Is it counterproductive to make to try and make pedestal route handlers components?

tetriscodes22:10:19

I’m wanting to make a component that can have a database and mqtt client passed in and if specific HTTP routes get hit, it can write to the database and then put a message on an mqtt channel

tetriscodes22:10:40

(def routes (clojure.set/union #{} foo/routes-with-deps-injected))

donaldball22:10:21

I have one router component that builds the route handlers, passing in the required components

donaldball22:10:26

I have thought about going the next step and having each router handler be its own component and take advantage of the component machinery for dependency graphs, but it felt like too much work for too little payoff in my case

tetriscodes22:10:10

Do you have a snippet?

tetriscodes22:10:50

Do you have your routes nested in a subsystem that gets built on start?

christianromney23:10:57

@tetriscodes have a look at this code https://github.com/pointslope/elements/blob/master/src/pointslope/elements/pedestal.clj#L68-L95 The idea is that any components that the Pedestal component depends on are automatically added to the request map by the using-component interceptor.

Exercise task 1. Give the username of every participant in the chat about Pedestal route handlers.
Exercise task 2.
Answer these questions using the chat about Pedestal route handlers:
(a) What two things does tetriscodes want to be able to pass into the component?
(b) What reason does donaldball give for not making each route handler its own component?
(c) According to christianromney, which interceptor adds the components the Pedestal component depends on to the request map?
Exercise task 3. Reproduce the portion of the chat about Pedestal route handlers starting with "I have thought" and going on through "have a snippet?".

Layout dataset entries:

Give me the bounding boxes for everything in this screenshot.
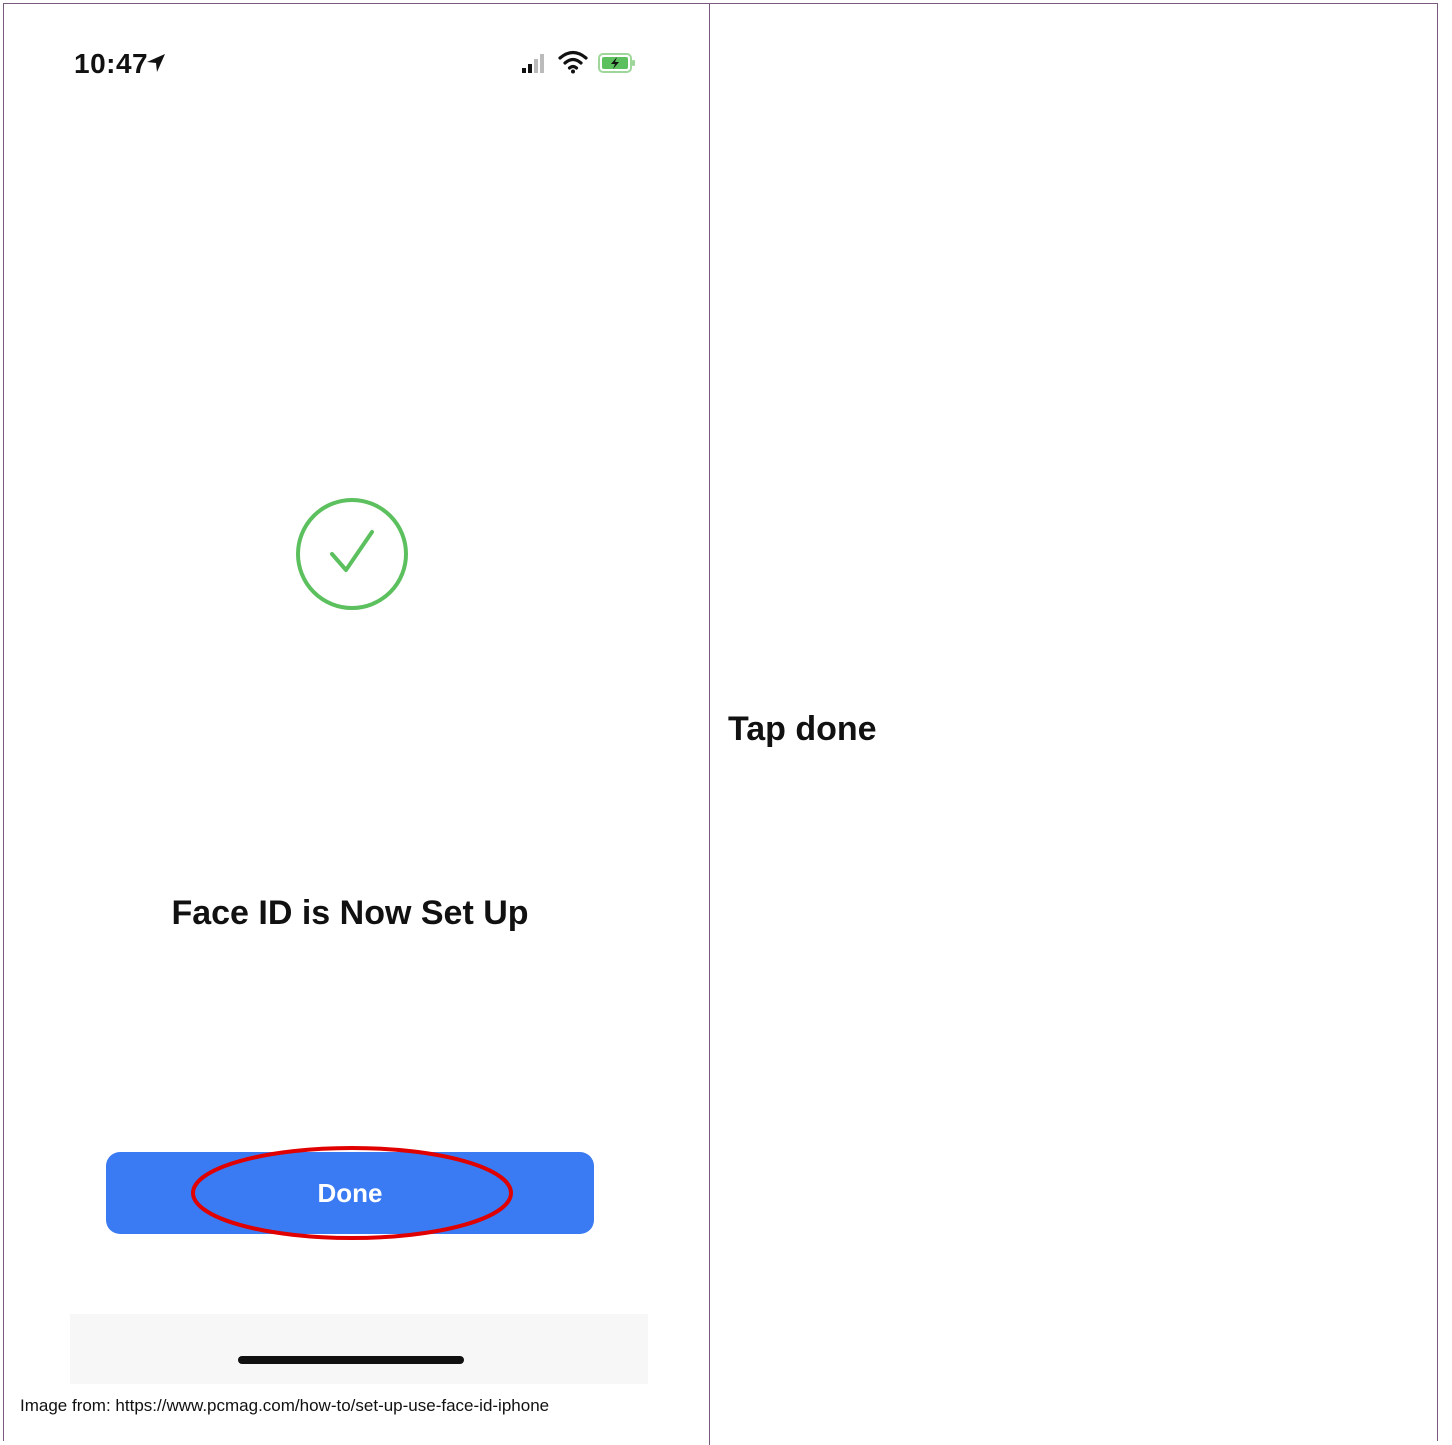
image-source-caption: Image from: https://www.pcmag.com/how-to… — [20, 1396, 550, 1415]
done-button[interactable]: Done — [106, 1152, 594, 1234]
location-arrow-icon — [147, 54, 165, 72]
status-bar-icons — [522, 50, 642, 76]
column-divider — [709, 3, 710, 1445]
checkmark-circle-icon — [296, 498, 408, 610]
phone-screenshot: 10:47 Face ID is Now Set Up Done — [70, 8, 648, 1384]
status-time: 10:47 — [74, 48, 149, 79]
bottom-shade — [70, 1314, 648, 1384]
cellular-signal-icon — [522, 54, 544, 73]
setup-complete-title: Face ID is Now Set Up — [171, 894, 529, 932]
battery-charging-icon — [598, 53, 635, 73]
home-indicator — [238, 1356, 464, 1364]
wifi-icon — [558, 50, 588, 74]
instruction-text: Tap done — [728, 710, 877, 748]
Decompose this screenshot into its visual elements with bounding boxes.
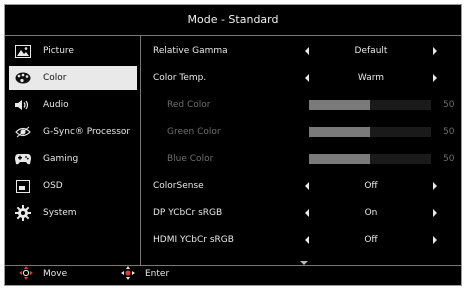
sidebar-item-label: Picture (43, 46, 74, 56)
arrow-right-icon[interactable] (433, 236, 437, 244)
setting-label: Blue Color (167, 154, 214, 164)
sidebar-item-picture[interactable]: Picture (9, 39, 137, 63)
sidebar-item-color[interactable]: Color (9, 66, 137, 90)
setting-value: Off (364, 181, 378, 191)
slider-fill (309, 100, 370, 110)
move-label: Move (43, 269, 68, 279)
sidebar-item-label: System (43, 208, 77, 218)
osd-menu: Mode - Standard Picture Color Audio G-Sy… (4, 4, 462, 286)
blue-color-slider[interactable] (309, 154, 431, 164)
move-hint: Move (19, 263, 67, 285)
gear-icon (15, 205, 31, 221)
setting-value: On (364, 208, 378, 218)
speaker-icon (15, 98, 31, 112)
joystick-move-icon (19, 265, 33, 283)
setting-blue-color[interactable]: Blue Color 50 (151, 147, 455, 171)
slider-fill (309, 127, 370, 137)
red-color-slider[interactable] (309, 100, 431, 110)
sidebar-item-label: G-Sync® Processor (43, 127, 131, 137)
arrow-right-icon[interactable] (433, 47, 437, 55)
sidebar-item-audio[interactable]: Audio (9, 93, 137, 117)
green-color-slider[interactable] (309, 127, 431, 137)
setting-value: Off (364, 235, 378, 245)
gamepad-icon (15, 152, 31, 166)
title-divider (5, 35, 461, 36)
sidebar-item-system[interactable]: System (9, 201, 137, 225)
setting-value: 50 (443, 154, 455, 164)
setting-value: Default (354, 46, 388, 56)
arrow-right-icon[interactable] (433, 74, 437, 82)
setting-label: Relative Gamma (153, 46, 228, 56)
slider-fill (309, 154, 370, 164)
setting-color-temp[interactable]: Color Temp. Warm (151, 66, 451, 90)
arrow-right-icon[interactable] (433, 209, 437, 217)
setting-label: ColorSense (153, 181, 204, 191)
sidebar-item-gaming[interactable]: Gaming (9, 147, 137, 171)
sidebar-item-label: Gaming (43, 154, 79, 164)
sidebar-item-osd[interactable]: OSD (9, 174, 137, 198)
setting-hdmi-ycbcr-srgb[interactable]: HDMI YCbCr sRGB Off (151, 228, 451, 252)
footer: Move Enter (5, 263, 461, 285)
setting-value: Warm (357, 73, 385, 83)
sidebar-item-label: Audio (43, 100, 69, 110)
sidebar-item-gsync[interactable]: G-Sync® Processor (9, 120, 137, 144)
joystick-enter-icon (121, 265, 135, 283)
color-palette-icon (15, 71, 31, 85)
menu-title: Mode - Standard (187, 13, 279, 26)
setting-colorsense[interactable]: ColorSense Off (151, 174, 451, 198)
setting-value: 50 (443, 100, 455, 110)
setting-relative-gamma[interactable]: Relative Gamma Default (151, 39, 451, 63)
setting-label: Color Temp. (153, 73, 207, 83)
setting-green-color[interactable]: Green Color 50 (151, 120, 455, 144)
picture-icon (15, 44, 31, 58)
setting-value: 50 (443, 127, 455, 137)
enter-hint: Enter (121, 263, 169, 285)
sidebar-item-label: Color (43, 73, 67, 83)
setting-label: Red Color (167, 100, 211, 110)
setting-label: Green Color (167, 127, 221, 137)
eye-icon (15, 125, 31, 139)
setting-dp-ycbcr-srgb[interactable]: DP YCbCr sRGB On (151, 201, 451, 225)
setting-red-color[interactable]: Red Color 50 (151, 93, 455, 117)
sidebar-divider (140, 35, 141, 265)
sidebar-item-label: OSD (43, 181, 63, 191)
setting-label: HDMI YCbCr sRGB (153, 235, 234, 245)
setting-label: DP YCbCr sRGB (153, 208, 223, 218)
osd-window-icon (15, 179, 31, 193)
arrow-right-icon[interactable] (433, 182, 437, 190)
enter-label: Enter (145, 269, 170, 279)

Reply 1.
tetriscodes
donaldball
christianromney

Reply 2.
(a) A database and an mqtt client.
(b) It felt like too much work for too little payoff in that case.
(c) The using-component interceptor.

Reply 3.
I have thought about going the next step and having each router handler be its own component and take advantage of the component machinery for dependency graphs, but it felt like too much work for too little payoff in my case

tetriscodes22:10:10

Do you have a snippet?